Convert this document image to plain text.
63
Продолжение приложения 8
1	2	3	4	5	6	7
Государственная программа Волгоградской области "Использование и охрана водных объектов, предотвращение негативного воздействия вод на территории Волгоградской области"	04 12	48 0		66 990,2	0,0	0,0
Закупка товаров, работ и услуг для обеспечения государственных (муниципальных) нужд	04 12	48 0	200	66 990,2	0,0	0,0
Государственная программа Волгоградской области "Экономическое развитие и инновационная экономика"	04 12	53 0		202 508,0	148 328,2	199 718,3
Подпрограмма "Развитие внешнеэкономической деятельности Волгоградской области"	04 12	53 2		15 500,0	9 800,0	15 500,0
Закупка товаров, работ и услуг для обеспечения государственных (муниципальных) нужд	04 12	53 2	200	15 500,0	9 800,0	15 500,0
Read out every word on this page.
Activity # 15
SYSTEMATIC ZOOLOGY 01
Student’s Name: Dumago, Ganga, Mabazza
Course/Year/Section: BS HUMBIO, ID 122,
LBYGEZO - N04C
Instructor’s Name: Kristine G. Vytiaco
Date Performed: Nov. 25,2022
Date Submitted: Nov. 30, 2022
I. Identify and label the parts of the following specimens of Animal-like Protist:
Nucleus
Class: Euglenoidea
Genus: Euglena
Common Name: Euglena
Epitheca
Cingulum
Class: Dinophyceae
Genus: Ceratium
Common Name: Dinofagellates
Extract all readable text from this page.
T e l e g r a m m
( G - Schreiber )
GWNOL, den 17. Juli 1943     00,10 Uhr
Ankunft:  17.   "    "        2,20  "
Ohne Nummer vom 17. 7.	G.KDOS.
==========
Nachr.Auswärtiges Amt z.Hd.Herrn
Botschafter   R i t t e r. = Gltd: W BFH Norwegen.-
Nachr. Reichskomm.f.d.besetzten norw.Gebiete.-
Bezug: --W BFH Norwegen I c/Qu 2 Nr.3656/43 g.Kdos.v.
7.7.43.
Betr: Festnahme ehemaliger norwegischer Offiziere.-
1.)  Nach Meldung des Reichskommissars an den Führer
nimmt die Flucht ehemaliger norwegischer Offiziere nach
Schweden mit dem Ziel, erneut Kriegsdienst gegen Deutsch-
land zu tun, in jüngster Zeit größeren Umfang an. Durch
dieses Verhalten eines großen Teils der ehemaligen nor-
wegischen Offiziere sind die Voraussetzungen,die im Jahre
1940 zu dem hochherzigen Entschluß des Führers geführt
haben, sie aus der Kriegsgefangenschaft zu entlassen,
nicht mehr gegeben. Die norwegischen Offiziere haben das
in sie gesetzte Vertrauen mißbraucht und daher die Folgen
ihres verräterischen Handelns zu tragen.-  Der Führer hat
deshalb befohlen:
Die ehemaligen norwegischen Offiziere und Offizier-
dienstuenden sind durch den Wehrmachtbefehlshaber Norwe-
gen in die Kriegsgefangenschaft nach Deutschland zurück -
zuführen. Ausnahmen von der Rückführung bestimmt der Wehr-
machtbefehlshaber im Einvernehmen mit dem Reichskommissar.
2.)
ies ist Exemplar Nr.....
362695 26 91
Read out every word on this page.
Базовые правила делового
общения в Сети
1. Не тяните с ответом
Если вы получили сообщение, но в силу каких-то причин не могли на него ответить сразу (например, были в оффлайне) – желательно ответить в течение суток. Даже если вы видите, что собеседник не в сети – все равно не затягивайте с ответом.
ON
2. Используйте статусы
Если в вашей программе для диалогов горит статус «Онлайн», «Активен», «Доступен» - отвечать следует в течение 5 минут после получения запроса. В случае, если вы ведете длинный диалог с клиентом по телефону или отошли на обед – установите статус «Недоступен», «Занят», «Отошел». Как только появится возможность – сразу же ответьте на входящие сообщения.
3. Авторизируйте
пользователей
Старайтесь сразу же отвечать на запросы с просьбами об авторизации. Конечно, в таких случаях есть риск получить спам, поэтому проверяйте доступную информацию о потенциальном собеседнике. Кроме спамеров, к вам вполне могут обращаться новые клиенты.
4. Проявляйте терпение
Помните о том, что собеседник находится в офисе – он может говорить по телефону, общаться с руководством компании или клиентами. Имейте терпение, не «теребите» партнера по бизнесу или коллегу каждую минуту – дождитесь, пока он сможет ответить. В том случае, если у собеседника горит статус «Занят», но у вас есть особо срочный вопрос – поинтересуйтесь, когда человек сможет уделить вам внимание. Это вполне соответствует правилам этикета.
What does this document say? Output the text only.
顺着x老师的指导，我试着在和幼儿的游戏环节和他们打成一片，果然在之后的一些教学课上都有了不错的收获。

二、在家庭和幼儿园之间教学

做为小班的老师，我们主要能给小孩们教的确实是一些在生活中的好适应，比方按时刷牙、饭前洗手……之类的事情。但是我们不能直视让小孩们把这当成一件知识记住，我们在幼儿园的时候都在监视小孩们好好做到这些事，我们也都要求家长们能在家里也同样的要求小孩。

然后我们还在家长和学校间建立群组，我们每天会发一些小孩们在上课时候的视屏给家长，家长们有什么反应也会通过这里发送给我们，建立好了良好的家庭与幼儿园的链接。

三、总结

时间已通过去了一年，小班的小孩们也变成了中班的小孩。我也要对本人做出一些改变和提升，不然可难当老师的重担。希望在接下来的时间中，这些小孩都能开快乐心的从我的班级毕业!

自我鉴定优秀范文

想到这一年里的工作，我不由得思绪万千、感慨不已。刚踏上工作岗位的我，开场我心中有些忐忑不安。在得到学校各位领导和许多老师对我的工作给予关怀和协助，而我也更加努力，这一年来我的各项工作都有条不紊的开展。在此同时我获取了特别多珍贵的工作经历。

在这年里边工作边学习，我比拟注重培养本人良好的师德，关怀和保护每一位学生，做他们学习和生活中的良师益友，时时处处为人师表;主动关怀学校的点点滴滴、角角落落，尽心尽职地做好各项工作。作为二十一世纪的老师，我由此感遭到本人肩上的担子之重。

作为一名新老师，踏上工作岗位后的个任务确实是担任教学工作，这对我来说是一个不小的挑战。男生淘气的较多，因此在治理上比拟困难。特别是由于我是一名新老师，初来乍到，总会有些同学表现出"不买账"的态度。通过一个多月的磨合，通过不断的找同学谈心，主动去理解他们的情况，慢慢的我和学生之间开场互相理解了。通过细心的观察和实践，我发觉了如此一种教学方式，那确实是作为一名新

________

Copy down the whole of the data above, matching it exactly.

Convert this document image to plain text.
63
Продолжение приложения 8
1	2	3	4	5	6	7
Государственная программа Волгоградской области "Использование и охрана водных объектов, предотвращение негативного воздействия вод на территории Волгоградской области"	04 12	48 0		66 990,2	0,0	0,0
Закупка товаров, работ и услуг для обеспечения государственных (муниципальных) нужд	04 12	48 0	200	66 990,2	0,0	0,0
Государственная программа Волгоградской области "Экономическое развитие и инновационная экономика"	04 12	53 0		202 508,0	148 328,2	199 718,3
Подпрограмма "Развитие внешнеэкономической деятельности Волгоградской области"	04 12	53 2		15 500,0	9 800,0	15 500,0
Закупка товаров, работ и услуг для обеспечения государственных (муниципальных) нужд	04 12	53 2	200	15 500,0	9 800,0	15 500,0
Read out every word on this page.
Activity # 15
SYSTEMATIC ZOOLOGY 01
Student’s Name: Dumago, Ganga, Mabazza
Course/Year/Section: BS HUMBIO, ID 122,
LBYGEZO - N04C
Instructor’s Name: Kristine G. Vytiaco
Date Performed: Nov. 25,2022
Date Submitted: Nov. 30, 2022
I. Identify and label the parts of the following specimens of Animal-like Protist:
Nucleus
Class: Euglenoidea
Genus: Euglena
Common Name: Euglena
Epitheca
Cingulum
Class: Dinophyceae
Genus: Ceratium
Common Name: Dinofagellates
Extract all readable text from this page.
T e l e g r a m m
( G - Schreiber )
GWNOL, den 17. Juli 1943     00,10 Uhr
Ankunft:  17.   "    "        2,20  "
Ohne Nummer vom 17. 7.	G.KDOS.
==========
Nachr.Auswärtiges Amt z.Hd.Herrn
Botschafter   R i t t e r. = Gltd: W BFH Norwegen.-
Nachr. Reichskomm.f.d.besetzten norw.Gebiete.-
Bezug: --W BFH Norwegen I c/Qu 2 Nr.3656/43 g.Kdos.v.
7.7.43.
Betr: Festnahme ehemaliger norwegischer Offiziere.-
1.)  Nach Meldung des Reichskommissars an den Führer
nimmt die Flucht ehemaliger norwegischer Offiziere nach
Schweden mit dem Ziel, erneut Kriegsdienst gegen Deutsch-
land zu tun, in jüngster Zeit größeren Umfang an. Durch
dieses Verhalten eines großen Teils der ehemaligen nor-
wegischen Offiziere sind die Voraussetzungen,die im Jahre
1940 zu dem hochherzigen Entschluß des Führers geführt
haben, sie aus der Kriegsgefangenschaft zu entlassen,
nicht mehr gegeben. Die norwegischen Offiziere haben das
in sie gesetzte Vertrauen mißbraucht und daher die Folgen
ihres verräterischen Handelns zu tragen.-  Der Führer hat
deshalb befohlen:
Die ehemaligen norwegischen Offiziere und Offizier-
dienstuenden sind durch den Wehrmachtbefehlshaber Norwe-
gen in die Kriegsgefangenschaft nach Deutschland zurück -
zuführen. Ausnahmen von der Rückführung bestimmt der Wehr-
machtbefehlshaber im Einvernehmen mit dem Reichskommissar.
2.)
ies ist Exemplar Nr.....
362695 26 91
Read out every word on this page.
Базовые правила делового
общения в Сети
1. Не тяните с ответом
Если вы получили сообщение, но в силу каких-то причин не могли на него ответить сразу (например, были в оффлайне) – желательно ответить в течение суток. Даже если вы видите, что собеседник не в сети – все равно не затягивайте с ответом.
ON
2. Используйте статусы
Если в вашей программе для диалогов горит статус «Онлайн», «Активен», «Доступен» - отвечать следует в течение 5 минут после получения запроса. В случае, если вы ведете длинный диалог с клиентом по телефону или отошли на обед – установите статус «Недоступен», «Занят», «Отошел». Как только появится возможность – сразу же ответьте на входящие сообщения.
3. Авторизируйте
пользователей
Старайтесь сразу же отвечать на запросы с просьбами об авторизации. Конечно, в таких случаях есть риск получить спам, поэтому проверяйте доступную информацию о потенциальном собеседнике. Кроме спамеров, к вам вполне могут обращаться новые клиенты.
4. Проявляйте терпение
Помните о том, что собеседник находится в офисе – он может говорить по телефону, общаться с руководством компании или клиентами. Имейте терпение, не «теребите» партнера по бизнесу или коллегу каждую минуту – дождитесь, пока он сможет ответить. В том случае, если у собеседника горит статус «Занят», но у вас есть особо срочный вопрос – поинтересуйтесь, когда человек сможет уделить вам внимание. Это вполне соответствует правилам этикета.
What does this document say? Output the text only.
顺着x老师的指导，我试着在和幼儿的游戏环节和他们打成一片，果然在之后的一些教学课上都有了不错的收获。

二、在家庭和幼儿园之间教学

做为小班的老师，我们主要能给小孩们教的确实是一些在生活中的好适应，比方按时刷牙、饭前洗手……之类的事情。但是我们不能直视让小孩们把这当成一件知识记住，我们在幼儿园的时候都在监视小孩们好好做到这些事，我们也都要求家长们能在家里也同样的要求小孩。

然后我们还在家长和学校间建立群组，我们每天会发一些小孩们在上课时候的视屏给家长，家长们有什么反应也会通过这里发送给我们，建立好了良好的家庭与幼儿园的链接。

三、总结

时间已通过去了一年，小班的小孩们也变成了中班的小孩。我也要对本人做出一些改变和提升，不然可难当老师的重担。希望在接下来的时间中，这些小孩都能开快乐心的从我的班级毕业!

自我鉴定优秀范文

想到这一年里的工作，我不由得思绪万千、感慨不已。刚踏上工作岗位的我，开场我心中有些忐忑不安。在得到学校各位领导和许多老师对我的工作给予关怀和协助，而我也更加努力，这一年来我的各项工作都有条不紊的开展。在此同时我获取了特别多珍贵的工作经历。

在这年里边工作边学习，我比拟注重培养本人良好的师德，关怀和保护每一位学生，做他们学习和生活中的良师益友，时时处处为人师表;主动关怀学校的点点滴滴、角角落落，尽心尽职地做好各项工作。作为二十一世纪的老师，我由此感遭到本人肩上的担子之重。

作为一名新老师，踏上工作岗位后的个任务确实是担任教学工作，这对我来说是一个不小的挑战。男生淘气的较多，因此在治理上比拟困难。特别是由于我是一名新老师，初来乍到，总会有些同学表现出"不买账"的态度。通过一个多月的磨合，通过不断的找同学谈心，主动去理解他们的情况，慢慢的我和学生之间开场互相理解了。通过细心的观察和实践，我发觉了如此一种教学方式，那确实是作为一名新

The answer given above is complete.